Say how many lines hold the string "type", and nothing more.

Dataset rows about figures

= = = =

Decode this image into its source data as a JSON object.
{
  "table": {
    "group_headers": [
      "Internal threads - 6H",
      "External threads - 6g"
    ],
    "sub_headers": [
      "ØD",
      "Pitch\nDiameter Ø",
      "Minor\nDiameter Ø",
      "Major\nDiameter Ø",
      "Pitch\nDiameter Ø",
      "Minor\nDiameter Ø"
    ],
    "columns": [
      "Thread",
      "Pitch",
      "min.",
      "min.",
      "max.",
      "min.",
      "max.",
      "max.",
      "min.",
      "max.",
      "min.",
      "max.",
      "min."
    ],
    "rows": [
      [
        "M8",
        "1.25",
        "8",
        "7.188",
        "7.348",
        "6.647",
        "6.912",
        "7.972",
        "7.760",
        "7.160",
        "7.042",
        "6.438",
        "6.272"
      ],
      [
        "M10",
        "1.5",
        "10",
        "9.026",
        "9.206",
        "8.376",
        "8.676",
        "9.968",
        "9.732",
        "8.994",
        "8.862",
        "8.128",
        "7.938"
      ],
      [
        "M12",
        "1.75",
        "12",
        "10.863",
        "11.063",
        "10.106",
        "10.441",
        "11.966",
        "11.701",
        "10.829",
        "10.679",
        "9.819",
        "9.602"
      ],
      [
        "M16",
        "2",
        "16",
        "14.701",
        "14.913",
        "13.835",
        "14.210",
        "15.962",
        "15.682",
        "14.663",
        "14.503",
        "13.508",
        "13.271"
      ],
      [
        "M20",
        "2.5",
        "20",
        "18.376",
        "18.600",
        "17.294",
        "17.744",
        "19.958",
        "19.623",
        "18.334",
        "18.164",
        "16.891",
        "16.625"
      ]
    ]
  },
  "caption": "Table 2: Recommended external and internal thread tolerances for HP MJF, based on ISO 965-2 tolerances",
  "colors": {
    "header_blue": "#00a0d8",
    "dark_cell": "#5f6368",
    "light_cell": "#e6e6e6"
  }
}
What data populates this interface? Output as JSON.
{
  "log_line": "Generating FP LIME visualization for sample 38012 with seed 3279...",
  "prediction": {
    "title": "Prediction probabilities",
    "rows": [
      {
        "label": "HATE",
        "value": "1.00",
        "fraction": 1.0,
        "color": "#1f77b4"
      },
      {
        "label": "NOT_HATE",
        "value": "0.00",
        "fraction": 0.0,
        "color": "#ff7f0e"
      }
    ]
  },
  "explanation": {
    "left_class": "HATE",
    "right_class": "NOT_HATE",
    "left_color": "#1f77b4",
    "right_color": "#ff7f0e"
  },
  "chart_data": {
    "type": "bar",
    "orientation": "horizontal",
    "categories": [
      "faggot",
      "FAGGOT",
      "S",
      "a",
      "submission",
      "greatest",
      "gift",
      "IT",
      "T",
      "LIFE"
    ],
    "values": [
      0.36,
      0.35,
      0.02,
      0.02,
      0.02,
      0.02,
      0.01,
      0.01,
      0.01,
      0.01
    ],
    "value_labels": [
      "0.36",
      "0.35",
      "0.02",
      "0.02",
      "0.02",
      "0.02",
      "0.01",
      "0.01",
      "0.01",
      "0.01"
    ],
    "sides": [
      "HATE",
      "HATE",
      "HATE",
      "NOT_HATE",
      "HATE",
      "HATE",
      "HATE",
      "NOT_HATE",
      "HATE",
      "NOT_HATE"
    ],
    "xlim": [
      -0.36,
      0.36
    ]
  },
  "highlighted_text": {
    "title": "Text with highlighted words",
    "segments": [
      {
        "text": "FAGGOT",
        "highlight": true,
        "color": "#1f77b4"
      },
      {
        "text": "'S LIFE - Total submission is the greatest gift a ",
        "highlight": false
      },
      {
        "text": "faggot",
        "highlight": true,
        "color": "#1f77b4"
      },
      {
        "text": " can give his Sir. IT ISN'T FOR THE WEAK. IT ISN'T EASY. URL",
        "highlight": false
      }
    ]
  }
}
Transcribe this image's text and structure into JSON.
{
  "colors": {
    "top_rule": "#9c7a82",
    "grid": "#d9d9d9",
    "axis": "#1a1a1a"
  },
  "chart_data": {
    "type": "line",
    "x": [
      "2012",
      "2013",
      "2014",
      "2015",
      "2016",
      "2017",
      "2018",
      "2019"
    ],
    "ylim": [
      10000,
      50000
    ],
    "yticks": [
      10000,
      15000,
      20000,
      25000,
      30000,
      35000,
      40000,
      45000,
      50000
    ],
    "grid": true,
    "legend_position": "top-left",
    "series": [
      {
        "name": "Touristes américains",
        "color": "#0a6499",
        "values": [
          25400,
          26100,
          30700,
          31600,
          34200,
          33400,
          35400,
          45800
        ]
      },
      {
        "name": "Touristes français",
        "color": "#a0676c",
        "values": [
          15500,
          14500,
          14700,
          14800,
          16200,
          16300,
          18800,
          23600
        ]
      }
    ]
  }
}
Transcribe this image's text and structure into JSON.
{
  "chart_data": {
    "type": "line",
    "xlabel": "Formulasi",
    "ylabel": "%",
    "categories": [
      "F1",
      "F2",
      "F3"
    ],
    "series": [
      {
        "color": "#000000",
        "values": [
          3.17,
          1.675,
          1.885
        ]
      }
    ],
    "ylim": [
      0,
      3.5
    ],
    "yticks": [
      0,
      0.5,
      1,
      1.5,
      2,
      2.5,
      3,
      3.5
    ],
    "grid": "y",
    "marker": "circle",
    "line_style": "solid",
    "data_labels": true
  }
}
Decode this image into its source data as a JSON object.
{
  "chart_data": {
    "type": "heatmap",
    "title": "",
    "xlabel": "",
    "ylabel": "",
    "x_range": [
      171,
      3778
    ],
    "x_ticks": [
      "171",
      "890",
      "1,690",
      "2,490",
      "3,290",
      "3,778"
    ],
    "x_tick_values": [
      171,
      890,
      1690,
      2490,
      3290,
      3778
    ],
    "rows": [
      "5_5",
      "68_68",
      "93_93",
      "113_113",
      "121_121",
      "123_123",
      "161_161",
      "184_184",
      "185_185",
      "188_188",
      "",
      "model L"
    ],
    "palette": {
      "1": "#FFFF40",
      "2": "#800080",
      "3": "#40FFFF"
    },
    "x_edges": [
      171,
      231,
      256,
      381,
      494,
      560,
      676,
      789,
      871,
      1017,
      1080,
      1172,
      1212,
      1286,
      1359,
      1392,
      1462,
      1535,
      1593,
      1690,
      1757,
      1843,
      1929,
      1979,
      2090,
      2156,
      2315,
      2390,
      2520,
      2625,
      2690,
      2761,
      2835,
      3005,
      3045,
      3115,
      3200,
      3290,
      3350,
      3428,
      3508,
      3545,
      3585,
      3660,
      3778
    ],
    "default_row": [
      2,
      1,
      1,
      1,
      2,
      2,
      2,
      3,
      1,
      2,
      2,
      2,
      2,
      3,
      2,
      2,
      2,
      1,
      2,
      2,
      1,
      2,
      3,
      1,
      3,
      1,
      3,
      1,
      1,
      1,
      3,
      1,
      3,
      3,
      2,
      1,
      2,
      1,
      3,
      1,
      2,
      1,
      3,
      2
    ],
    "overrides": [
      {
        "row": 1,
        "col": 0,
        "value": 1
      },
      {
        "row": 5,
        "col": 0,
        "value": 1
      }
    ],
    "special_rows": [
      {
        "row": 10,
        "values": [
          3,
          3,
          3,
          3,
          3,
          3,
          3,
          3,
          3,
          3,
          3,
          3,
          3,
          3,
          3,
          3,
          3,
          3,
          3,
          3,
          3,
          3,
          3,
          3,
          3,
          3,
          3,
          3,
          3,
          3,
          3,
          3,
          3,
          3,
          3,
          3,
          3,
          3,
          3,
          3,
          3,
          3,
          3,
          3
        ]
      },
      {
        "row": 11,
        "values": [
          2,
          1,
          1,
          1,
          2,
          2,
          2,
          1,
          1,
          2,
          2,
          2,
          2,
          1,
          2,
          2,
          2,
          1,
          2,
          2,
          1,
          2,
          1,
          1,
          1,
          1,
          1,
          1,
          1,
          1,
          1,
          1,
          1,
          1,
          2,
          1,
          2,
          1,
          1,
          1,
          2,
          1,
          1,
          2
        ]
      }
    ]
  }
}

= = = =

# FULL ANSWER
4